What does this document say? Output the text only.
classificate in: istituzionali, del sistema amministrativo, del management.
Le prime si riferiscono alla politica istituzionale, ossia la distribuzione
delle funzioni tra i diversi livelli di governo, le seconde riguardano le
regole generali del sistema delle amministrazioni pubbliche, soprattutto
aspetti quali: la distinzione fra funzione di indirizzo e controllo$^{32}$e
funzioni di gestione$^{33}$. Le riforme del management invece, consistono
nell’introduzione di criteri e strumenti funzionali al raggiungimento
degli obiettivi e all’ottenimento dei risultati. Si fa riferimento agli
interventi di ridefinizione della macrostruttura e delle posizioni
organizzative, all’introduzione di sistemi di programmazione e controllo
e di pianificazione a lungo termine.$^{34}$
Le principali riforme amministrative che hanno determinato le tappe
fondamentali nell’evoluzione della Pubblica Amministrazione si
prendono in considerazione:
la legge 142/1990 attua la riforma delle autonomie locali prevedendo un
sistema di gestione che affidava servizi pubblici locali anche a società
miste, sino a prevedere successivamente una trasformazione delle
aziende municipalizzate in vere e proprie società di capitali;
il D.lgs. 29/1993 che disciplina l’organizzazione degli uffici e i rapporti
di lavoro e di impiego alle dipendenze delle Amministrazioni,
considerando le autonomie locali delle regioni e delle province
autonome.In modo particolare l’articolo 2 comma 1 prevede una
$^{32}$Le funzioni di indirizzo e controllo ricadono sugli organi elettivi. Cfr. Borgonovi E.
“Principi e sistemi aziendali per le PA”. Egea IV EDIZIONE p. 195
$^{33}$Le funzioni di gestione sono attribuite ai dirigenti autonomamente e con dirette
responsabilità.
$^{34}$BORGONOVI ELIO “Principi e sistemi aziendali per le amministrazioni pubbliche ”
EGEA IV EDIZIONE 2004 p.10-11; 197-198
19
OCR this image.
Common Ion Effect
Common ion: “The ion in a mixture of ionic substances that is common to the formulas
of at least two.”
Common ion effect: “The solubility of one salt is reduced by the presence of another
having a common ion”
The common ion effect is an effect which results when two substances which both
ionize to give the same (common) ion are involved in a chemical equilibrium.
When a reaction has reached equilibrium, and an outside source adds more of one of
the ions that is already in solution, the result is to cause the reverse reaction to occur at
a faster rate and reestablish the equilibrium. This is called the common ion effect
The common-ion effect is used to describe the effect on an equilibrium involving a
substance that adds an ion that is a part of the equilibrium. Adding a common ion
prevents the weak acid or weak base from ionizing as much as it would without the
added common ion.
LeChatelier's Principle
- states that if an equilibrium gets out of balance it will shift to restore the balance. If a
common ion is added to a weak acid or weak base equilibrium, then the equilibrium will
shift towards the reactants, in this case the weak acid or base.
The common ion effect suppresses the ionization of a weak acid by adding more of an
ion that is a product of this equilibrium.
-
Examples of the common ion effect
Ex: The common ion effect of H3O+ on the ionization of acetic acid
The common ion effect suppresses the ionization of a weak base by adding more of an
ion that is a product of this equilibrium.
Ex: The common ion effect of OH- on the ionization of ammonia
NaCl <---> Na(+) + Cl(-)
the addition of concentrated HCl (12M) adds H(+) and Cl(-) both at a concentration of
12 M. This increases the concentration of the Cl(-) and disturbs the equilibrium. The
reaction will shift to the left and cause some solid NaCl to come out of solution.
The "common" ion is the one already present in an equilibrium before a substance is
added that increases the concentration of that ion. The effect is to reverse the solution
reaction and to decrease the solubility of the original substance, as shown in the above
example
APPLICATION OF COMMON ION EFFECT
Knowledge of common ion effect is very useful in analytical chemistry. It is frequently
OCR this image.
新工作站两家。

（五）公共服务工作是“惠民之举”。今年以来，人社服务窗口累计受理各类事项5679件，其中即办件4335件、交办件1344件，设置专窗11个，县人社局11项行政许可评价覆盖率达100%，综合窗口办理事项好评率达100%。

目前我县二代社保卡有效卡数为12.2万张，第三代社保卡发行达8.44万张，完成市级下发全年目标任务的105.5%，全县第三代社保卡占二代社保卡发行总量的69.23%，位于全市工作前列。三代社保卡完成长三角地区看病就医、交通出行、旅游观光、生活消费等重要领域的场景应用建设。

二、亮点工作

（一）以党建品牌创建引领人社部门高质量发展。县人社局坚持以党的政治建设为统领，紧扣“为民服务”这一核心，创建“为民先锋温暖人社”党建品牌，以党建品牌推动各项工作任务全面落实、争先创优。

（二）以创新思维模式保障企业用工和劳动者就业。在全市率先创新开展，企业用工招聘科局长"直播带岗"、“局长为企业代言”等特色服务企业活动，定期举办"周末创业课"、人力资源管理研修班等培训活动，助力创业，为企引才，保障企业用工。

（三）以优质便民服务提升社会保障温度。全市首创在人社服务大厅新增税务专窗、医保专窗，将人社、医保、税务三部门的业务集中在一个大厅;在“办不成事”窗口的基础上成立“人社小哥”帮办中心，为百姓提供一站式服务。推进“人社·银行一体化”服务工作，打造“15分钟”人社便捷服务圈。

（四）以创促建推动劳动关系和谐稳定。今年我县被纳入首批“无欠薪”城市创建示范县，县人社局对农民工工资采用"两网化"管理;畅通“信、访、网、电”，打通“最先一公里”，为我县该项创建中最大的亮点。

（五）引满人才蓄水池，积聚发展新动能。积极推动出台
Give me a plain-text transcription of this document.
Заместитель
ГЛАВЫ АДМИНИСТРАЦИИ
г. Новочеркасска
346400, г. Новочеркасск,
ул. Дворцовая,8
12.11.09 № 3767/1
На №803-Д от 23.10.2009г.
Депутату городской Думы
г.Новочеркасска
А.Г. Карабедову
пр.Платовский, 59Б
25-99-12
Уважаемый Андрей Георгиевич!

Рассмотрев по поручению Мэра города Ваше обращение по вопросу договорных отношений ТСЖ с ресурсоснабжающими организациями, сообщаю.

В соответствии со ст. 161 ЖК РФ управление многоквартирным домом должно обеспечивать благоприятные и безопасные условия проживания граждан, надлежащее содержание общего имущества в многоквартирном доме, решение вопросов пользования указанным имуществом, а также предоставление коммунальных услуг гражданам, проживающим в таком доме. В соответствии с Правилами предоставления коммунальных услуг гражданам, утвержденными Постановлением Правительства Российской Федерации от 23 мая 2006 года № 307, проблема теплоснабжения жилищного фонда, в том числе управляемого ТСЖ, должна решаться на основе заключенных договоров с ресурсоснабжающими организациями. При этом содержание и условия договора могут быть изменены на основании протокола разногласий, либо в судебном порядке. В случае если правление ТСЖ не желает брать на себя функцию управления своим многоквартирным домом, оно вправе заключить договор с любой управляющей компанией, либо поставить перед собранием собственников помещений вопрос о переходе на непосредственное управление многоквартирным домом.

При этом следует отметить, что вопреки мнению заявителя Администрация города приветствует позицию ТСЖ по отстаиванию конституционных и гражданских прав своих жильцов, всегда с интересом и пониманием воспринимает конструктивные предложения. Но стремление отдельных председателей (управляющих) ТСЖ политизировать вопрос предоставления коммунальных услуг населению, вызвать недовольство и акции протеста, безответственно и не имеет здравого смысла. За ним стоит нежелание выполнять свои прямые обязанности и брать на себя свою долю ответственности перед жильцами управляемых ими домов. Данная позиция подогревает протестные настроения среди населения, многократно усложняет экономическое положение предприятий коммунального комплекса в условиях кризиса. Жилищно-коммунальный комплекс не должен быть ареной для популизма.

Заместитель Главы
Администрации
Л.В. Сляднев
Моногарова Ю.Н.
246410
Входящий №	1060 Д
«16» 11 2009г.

☆ ☆ ☆

Without changing a word, restate the whole listing.

▶ [Task answer]
What does this document say? Output the text only.
classificate in: istituzionali, del sistema amministrativo, del management.
Le prime si riferiscono alla politica istituzionale, ossia la distribuzione
delle funzioni tra i diversi livelli di governo, le seconde riguardano le
regole generali del sistema delle amministrazioni pubbliche, soprattutto
aspetti quali: la distinzione fra funzione di indirizzo e controllo$^{32}$e
funzioni di gestione$^{33}$. Le riforme del management invece, consistono
nell’introduzione di criteri e strumenti funzionali al raggiungimento
degli obiettivi e all’ottenimento dei risultati. Si fa riferimento agli
interventi di ridefinizione della macrostruttura e delle posizioni
organizzative, all’introduzione di sistemi di programmazione e controllo
e di pianificazione a lungo termine.$^{34}$
Le principali riforme amministrative che hanno determinato le tappe
fondamentali nell’evoluzione della Pubblica Amministrazione si
prendono in considerazione:
la legge 142/1990 attua la riforma delle autonomie locali prevedendo un
sistema di gestione che affidava servizi pubblici locali anche a società
miste, sino a prevedere successivamente una trasformazione delle
aziende municipalizzate in vere e proprie società di capitali;
il D.lgs. 29/1993 che disciplina l’organizzazione degli uffici e i rapporti
di lavoro e di impiego alle dipendenze delle Amministrazioni,
considerando le autonomie locali delle regioni e delle province
autonome.In modo particolare l’articolo 2 comma 1 prevede una
$^{32}$Le funzioni di indirizzo e controllo ricadono sugli organi elettivi. Cfr. Borgonovi E.
“Principi e sistemi aziendali per le PA”. Egea IV EDIZIONE p. 195
$^{33}$Le funzioni di gestione sono attribuite ai dirigenti autonomamente e con dirette
responsabilità.
$^{34}$BORGONOVI ELIO “Principi e sistemi aziendali per le amministrazioni pubbliche ”
EGEA IV EDIZIONE 2004 p.10-11; 197-198
19
OCR this image.
Common Ion Effect
Common ion: “The ion in a mixture of ionic substances that is common to the formulas
of at least two.”
Common ion effect: “The solubility of one salt is reduced by the presence of another
having a common ion”
The common ion effect is an effect which results when two substances which both
ionize to give the same (common) ion are involved in a chemical equilibrium.
When a reaction has reached equilibrium, and an outside source adds more of one of
the ions that is already in solution, the result is to cause the reverse reaction to occur at
a faster rate and reestablish the equilibrium. This is called the common ion effect
The common-ion effect is used to describe the effect on an equilibrium involving a
substance that adds an ion that is a part of the equilibrium. Adding a common ion
prevents the weak acid or weak base from ionizing as much as it would without the
added common ion.
LeChatelier's Principle
- states that if an equilibrium gets out of balance it will shift to restore the balance. If a
common ion is added to a weak acid or weak base equilibrium, then the equilibrium will
shift towards the reactants, in this case the weak acid or base.
The common ion effect suppresses the ionization of a weak acid by adding more of an
ion that is a product of this equilibrium.
-
Examples of the common ion effect
Ex: The common ion effect of H3O+ on the ionization of acetic acid
The common ion effect suppresses the ionization of a weak base by adding more of an
ion that is a product of this equilibrium.
Ex: The common ion effect of OH- on the ionization of ammonia
NaCl <---> Na(+) + Cl(-)
the addition of concentrated HCl (12M) adds H(+) and Cl(-) both at a concentration of
12 M. This increases the concentration of the Cl(-) and disturbs the equilibrium. The
reaction will shift to the left and cause some solid NaCl to come out of solution.
The "common" ion is the one already present in an equilibrium before a substance is
added that increases the concentration of that ion. The effect is to reverse the solution
reaction and to decrease the solubility of the original substance, as shown in the above
example
APPLICATION OF COMMON ION EFFECT
Knowledge of common ion effect is very useful in analytical chemistry. It is frequently
OCR this image.
新工作站两家。

（五）公共服务工作是“惠民之举”。今年以来，人社服务窗口累计受理各类事项5679件，其中即办件4335件、交办件1344件，设置专窗11个，县人社局11项行政许可评价覆盖率达100%，综合窗口办理事项好评率达100%。

目前我县二代社保卡有效卡数为12.2万张，第三代社保卡发行达8.44万张，完成市级下发全年目标任务的105.5%，全县第三代社保卡占二代社保卡发行总量的69.23%，位于全市工作前列。三代社保卡完成长三角地区看病就医、交通出行、旅游观光、生活消费等重要领域的场景应用建设。

二、亮点工作

（一）以党建品牌创建引领人社部门高质量发展。县人社局坚持以党的政治建设为统领，紧扣“为民服务”这一核心，创建“为民先锋温暖人社”党建品牌，以党建品牌推动各项工作任务全面落实、争先创优。

（二）以创新思维模式保障企业用工和劳动者就业。在全市率先创新开展，企业用工招聘科局长"直播带岗"、“局长为企业代言”等特色服务企业活动，定期举办"周末创业课"、人力资源管理研修班等培训活动，助力创业，为企引才，保障企业用工。

（三）以优质便民服务提升社会保障温度。全市首创在人社服务大厅新增税务专窗、医保专窗，将人社、医保、税务三部门的业务集中在一个大厅;在“办不成事”窗口的基础上成立“人社小哥”帮办中心，为百姓提供一站式服务。推进“人社·银行一体化”服务工作，打造“15分钟”人社便捷服务圈。

（四）以创促建推动劳动关系和谐稳定。今年我县被纳入首批“无欠薪”城市创建示范县，县人社局对农民工工资采用"两网化"管理;畅通“信、访、网、电”，打通“最先一公里”，为我县该项创建中最大的亮点。

（五）引满人才蓄水池，积聚发展新动能。积极推动出台
Give me a plain-text transcription of this document.
Заместитель
ГЛАВЫ АДМИНИСТРАЦИИ
г. Новочеркасска
346400, г. Новочеркасск,
ул. Дворцовая,8
12.11.09 № 3767/1
На №803-Д от 23.10.2009г.
Депутату городской Думы
г.Новочеркасска
А.Г. Карабедову
пр.Платовский, 59Б
25-99-12
Уважаемый Андрей Георгиевич!

Рассмотрев по поручению Мэра города Ваше обращение по вопросу договорных отношений ТСЖ с ресурсоснабжающими организациями, сообщаю.

В соответствии со ст. 161 ЖК РФ управление многоквартирным домом должно обеспечивать благоприятные и безопасные условия проживания граждан, надлежащее содержание общего имущества в многоквартирном доме, решение вопросов пользования указанным имуществом, а также предоставление коммунальных услуг гражданам, проживающим в таком доме. В соответствии с Правилами предоставления коммунальных услуг гражданам, утвержденными Постановлением Правительства Российской Федерации от 23 мая 2006 года № 307, проблема теплоснабжения жилищного фонда, в том числе управляемого ТСЖ, должна решаться на основе заключенных договоров с ресурсоснабжающими организациями. При этом содержание и условия договора могут быть изменены на основании протокола разногласий, либо в судебном порядке. В случае если правление ТСЖ не желает брать на себя функцию управления своим многоквартирным домом, оно вправе заключить договор с любой управляющей компанией, либо поставить перед собранием собственников помещений вопрос о переходе на непосредственное управление многоквартирным домом.

При этом следует отметить, что вопреки мнению заявителя Администрация города приветствует позицию ТСЖ по отстаиванию конституционных и гражданских прав своих жильцов, всегда с интересом и пониманием воспринимает конструктивные предложения. Но стремление отдельных председателей (управляющих) ТСЖ политизировать вопрос предоставления коммунальных услуг населению, вызвать недовольство и акции протеста, безответственно и не имеет здравого смысла. За ним стоит нежелание выполнять свои прямые обязанности и брать на себя свою долю ответственности перед жильцами управляемых ими домов. Данная позиция подогревает протестные настроения среди населения, многократно усложняет экономическое положение предприятий коммунального комплекса в условиях кризиса. Жилищно-коммунальный комплекс не должен быть ареной для популизма.

Заместитель Главы
Администрации
Л.В. Сляднев
Моногарова Ю.Н.
246410
Входящий №	1060 Д
«16» 11 2009г.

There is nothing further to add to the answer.